---------- EXTRACTED ENTRIES

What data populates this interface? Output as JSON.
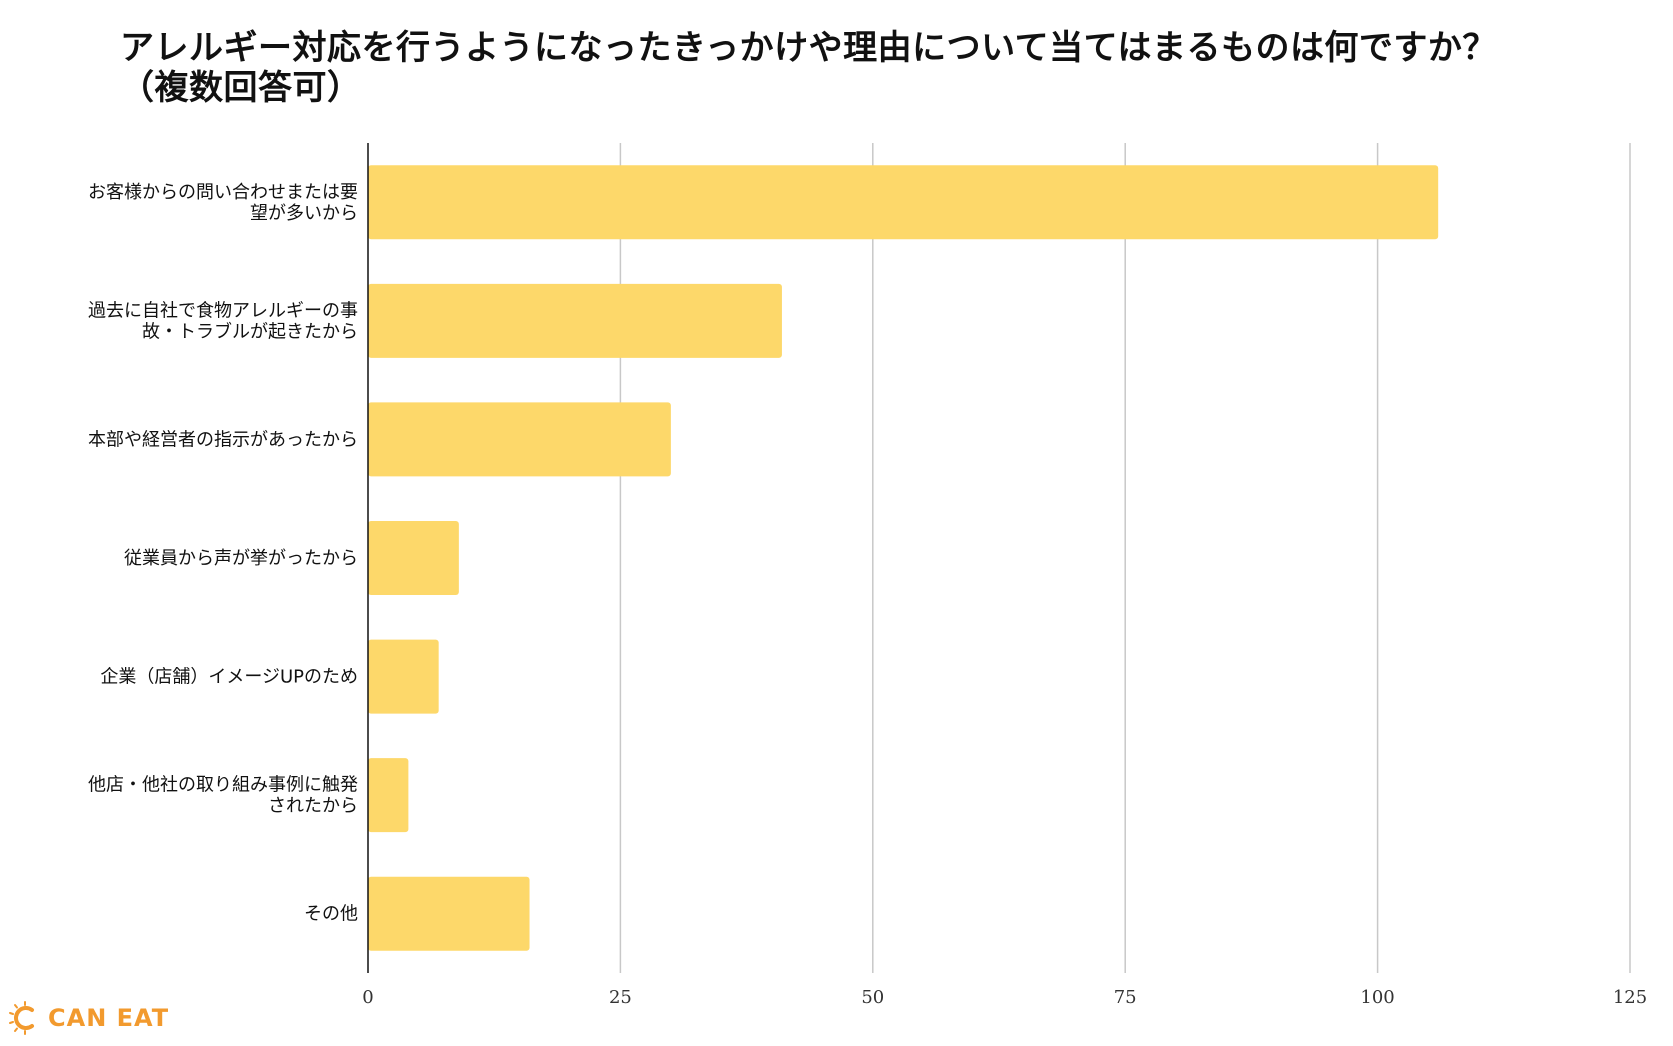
{
  "colors": {
    "bar": "#fdd86a",
    "grid": "#c8c8c8",
    "axis": "#111111",
    "logo": "#f29a2e"
  },
  "logo": {
    "text": "CAN EAT",
    "icon": "c-logo-icon"
  },
  "chart_data": {
    "type": "bar",
    "orientation": "horizontal",
    "title_lines": [
      "アレルギー対応を行うようになったきっかけや理由について当てはまるものは何ですか？",
      "（複数回答可）"
    ],
    "categories": [
      [
        "お客様からの問い合わせまたは要",
        "望が多いから"
      ],
      [
        "過去に自社で食物アレルギーの事",
        "故・トラブルが起きたから"
      ],
      [
        "本部や経営者の指示があったから"
      ],
      [
        "従業員から声が挙がったから"
      ],
      [
        "企業（店舗）イメージUPのため"
      ],
      [
        "他店・他社の取り組み事例に触発",
        "されたから"
      ],
      [
        "その他"
      ]
    ],
    "values": [
      106,
      41,
      30,
      9,
      7,
      4,
      16
    ],
    "xlim": [
      0,
      125
    ],
    "xticks": [
      "0",
      "25",
      "50",
      "75",
      "100",
      "125"
    ],
    "grid": true,
    "legend": false
  }
}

--------------------

Extract all the data above exactly, excluding every picture.

What data populates this interface? Output as JSON.
{
  "colors": {
    "bar": "#fdd86a",
    "grid": "#c8c8c8",
    "axis": "#111111",
    "logo": "#f29a2e"
  },
  "logo": {
    "text": "CAN EAT",
    "icon": "c-logo-icon"
  },
  "chart_data": {
    "type": "bar",
    "orientation": "horizontal",
    "title_lines": [
      "アレルギー対応を行うようになったきっかけや理由について当てはまるものは何ですか？",
      "（複数回答可）"
    ],
    "categories": [
      [
        "お客様からの問い合わせまたは要",
        "望が多いから"
      ],
      [
        "過去に自社で食物アレルギーの事",
        "故・トラブルが起きたから"
      ],
      [
        "本部や経営者の指示があったから"
      ],
      [
        "従業員から声が挙がったから"
      ],
      [
        "企業（店舗）イメージUPのため"
      ],
      [
        "他店・他社の取り組み事例に触発",
        "されたから"
      ],
      [
        "その他"
      ]
    ],
    "values": [
      106,
      41,
      30,
      9,
      7,
      4,
      16
    ],
    "xlim": [
      0,
      125
    ],
    "xticks": [
      "0",
      "25",
      "50",
      "75",
      "100",
      "125"
    ],
    "grid": true,
    "legend": false
  }
}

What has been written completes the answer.